**ENTRIES PROVIDED**

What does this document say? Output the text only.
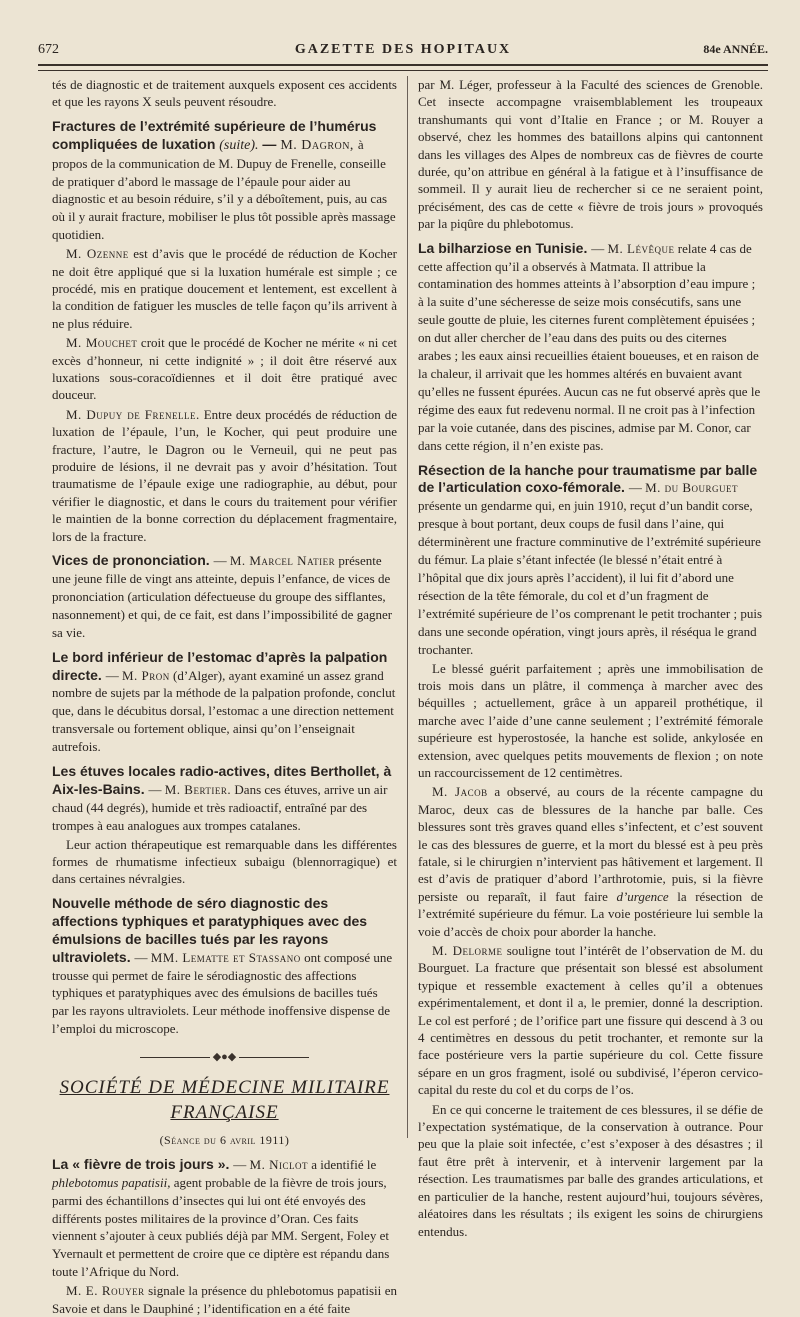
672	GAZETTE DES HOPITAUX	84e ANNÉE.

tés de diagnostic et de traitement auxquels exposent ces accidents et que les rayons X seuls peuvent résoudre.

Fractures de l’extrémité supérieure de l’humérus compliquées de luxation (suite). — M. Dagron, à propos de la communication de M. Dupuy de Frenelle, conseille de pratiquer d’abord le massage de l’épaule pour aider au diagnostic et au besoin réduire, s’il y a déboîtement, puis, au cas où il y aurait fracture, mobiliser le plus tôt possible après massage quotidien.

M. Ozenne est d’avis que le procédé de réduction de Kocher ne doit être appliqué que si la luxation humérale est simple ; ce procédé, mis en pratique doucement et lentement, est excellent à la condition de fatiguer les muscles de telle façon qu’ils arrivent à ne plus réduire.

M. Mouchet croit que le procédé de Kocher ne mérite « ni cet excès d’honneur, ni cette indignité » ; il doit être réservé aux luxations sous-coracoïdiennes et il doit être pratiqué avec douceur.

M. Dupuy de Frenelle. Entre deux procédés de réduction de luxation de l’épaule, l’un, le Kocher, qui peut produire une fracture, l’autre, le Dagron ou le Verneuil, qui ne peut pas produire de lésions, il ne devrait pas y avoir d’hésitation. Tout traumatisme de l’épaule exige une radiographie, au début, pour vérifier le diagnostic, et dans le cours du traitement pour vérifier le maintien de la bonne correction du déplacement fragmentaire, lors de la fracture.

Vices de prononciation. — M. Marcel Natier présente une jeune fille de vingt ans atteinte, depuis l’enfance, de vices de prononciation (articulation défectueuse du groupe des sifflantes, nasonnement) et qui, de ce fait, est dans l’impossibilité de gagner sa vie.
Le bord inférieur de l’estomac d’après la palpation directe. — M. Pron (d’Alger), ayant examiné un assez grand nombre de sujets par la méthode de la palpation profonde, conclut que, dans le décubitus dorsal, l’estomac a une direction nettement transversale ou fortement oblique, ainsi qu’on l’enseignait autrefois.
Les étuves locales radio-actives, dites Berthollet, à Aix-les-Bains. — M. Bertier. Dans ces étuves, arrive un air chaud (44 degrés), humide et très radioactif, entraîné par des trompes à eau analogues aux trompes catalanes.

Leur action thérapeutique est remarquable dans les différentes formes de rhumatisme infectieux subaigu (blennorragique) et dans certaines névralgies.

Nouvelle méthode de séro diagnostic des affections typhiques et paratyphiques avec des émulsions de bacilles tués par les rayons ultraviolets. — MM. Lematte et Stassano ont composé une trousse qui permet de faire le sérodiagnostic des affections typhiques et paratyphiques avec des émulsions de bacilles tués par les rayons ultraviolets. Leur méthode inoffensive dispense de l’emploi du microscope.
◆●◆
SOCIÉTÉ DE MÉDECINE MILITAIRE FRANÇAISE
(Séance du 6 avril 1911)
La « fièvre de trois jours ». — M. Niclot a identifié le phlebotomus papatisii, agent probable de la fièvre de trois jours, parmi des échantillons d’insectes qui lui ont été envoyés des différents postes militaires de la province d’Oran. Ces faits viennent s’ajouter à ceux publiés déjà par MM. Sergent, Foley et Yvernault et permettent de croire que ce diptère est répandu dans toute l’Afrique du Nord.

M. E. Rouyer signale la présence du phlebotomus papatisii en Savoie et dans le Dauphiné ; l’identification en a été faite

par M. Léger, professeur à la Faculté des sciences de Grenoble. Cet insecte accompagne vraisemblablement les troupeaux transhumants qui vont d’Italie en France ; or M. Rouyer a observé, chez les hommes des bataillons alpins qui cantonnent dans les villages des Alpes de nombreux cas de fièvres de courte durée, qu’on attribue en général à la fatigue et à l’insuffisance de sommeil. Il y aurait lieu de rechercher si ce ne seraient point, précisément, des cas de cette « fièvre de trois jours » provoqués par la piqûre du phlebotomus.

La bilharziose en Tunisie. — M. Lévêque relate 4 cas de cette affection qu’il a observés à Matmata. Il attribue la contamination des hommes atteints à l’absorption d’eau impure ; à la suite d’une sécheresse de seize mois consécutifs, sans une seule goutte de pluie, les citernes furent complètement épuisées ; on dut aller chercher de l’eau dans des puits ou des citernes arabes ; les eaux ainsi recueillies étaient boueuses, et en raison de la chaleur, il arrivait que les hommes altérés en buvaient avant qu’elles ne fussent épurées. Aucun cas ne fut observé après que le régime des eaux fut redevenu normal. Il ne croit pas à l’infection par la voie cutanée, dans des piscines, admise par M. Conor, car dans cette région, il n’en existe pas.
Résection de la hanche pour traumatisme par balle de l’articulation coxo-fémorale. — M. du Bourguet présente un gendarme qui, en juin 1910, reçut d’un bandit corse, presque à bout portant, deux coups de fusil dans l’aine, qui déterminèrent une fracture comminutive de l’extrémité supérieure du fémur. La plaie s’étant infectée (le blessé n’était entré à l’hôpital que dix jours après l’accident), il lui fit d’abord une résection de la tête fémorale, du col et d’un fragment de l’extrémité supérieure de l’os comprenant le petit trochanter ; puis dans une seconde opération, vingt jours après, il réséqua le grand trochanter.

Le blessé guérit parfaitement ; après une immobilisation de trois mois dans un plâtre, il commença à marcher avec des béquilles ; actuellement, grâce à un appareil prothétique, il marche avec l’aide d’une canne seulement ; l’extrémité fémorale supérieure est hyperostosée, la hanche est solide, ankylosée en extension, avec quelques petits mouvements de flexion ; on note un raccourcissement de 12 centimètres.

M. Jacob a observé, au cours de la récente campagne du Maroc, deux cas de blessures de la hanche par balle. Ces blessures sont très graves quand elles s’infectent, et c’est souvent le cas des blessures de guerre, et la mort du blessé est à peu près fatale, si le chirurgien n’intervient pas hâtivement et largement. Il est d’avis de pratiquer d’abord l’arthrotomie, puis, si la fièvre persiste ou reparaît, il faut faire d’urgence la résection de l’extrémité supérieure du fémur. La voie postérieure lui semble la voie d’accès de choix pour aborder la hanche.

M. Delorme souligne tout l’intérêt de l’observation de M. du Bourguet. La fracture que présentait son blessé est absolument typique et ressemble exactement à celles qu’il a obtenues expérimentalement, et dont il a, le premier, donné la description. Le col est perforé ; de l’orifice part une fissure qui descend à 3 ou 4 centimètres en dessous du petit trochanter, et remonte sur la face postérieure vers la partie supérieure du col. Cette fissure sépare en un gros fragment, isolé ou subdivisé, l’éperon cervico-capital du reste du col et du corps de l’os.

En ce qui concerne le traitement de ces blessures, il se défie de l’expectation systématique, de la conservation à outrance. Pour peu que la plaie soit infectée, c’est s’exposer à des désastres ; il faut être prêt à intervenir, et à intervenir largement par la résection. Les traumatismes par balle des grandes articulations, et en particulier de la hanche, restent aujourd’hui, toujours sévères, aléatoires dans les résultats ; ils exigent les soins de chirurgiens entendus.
* * *
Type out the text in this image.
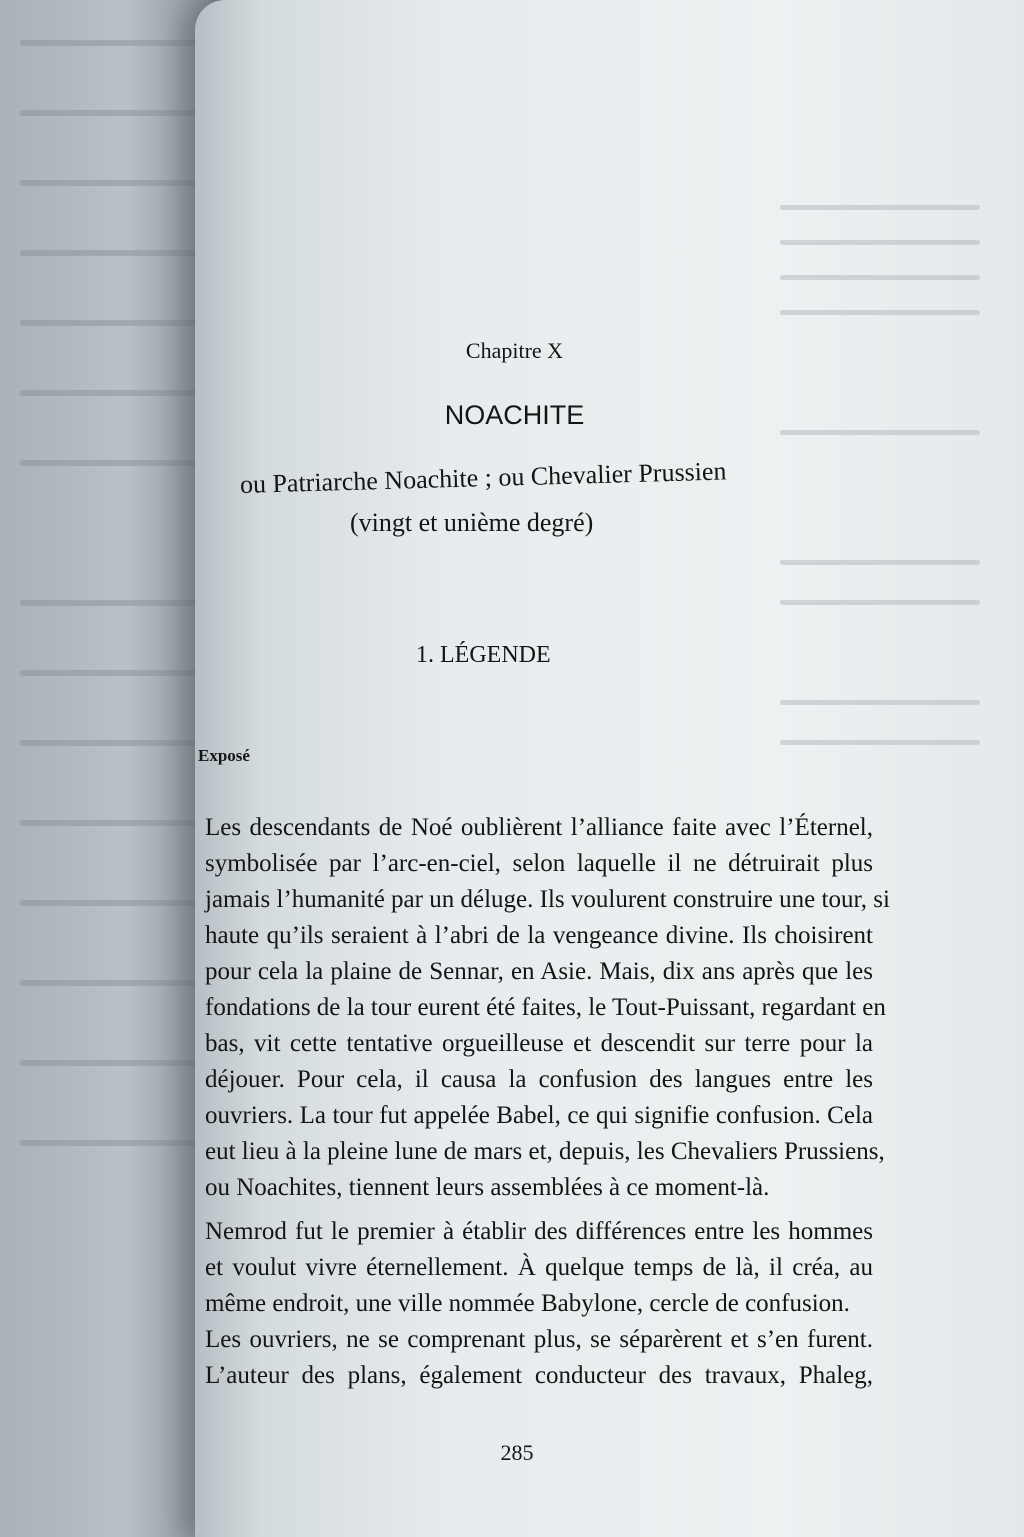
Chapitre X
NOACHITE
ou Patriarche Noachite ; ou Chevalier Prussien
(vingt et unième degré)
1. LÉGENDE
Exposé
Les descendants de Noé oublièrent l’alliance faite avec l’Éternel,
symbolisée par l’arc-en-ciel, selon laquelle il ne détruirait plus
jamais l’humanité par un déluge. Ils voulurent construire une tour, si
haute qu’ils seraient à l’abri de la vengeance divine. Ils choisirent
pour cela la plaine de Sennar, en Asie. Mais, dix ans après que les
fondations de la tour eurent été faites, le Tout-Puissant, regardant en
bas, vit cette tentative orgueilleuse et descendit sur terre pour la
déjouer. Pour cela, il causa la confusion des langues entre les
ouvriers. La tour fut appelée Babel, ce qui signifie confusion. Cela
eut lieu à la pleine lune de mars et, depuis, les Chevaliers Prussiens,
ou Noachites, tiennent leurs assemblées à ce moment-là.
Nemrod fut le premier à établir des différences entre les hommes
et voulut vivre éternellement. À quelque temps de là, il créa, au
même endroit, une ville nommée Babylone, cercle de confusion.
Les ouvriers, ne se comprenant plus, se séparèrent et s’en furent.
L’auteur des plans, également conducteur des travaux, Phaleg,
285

**TASK DIRECTIONS**
Check the data for the word "Rouyer" and pull out the lines that have it.

**RESULT OF THE EXERCISE**
M. E. Rouyer signale la présence du phlebotomus papatisii en Savoie et dans le Dauphiné ; l’identification en a été faite
par M. Léger, professeur à la Faculté des sciences de Grenoble. Cet insecte accompagne vraisemblablement les troupeaux transhumants qui vont d’Italie en France ; or M. Rouyer a observé, chez les hommes des bataillons alpins qui cantonnent dans les villages des Alpes de nombreux cas de fièvres de courte durée, qu’on attribue en général à la fatigue et à l’insuffisance de sommeil. Il y aurait lieu de rechercher si ce ne seraient point, précisément, des cas de cette « fièvre de trois jours » provoqués par la piqûre du phlebotomus.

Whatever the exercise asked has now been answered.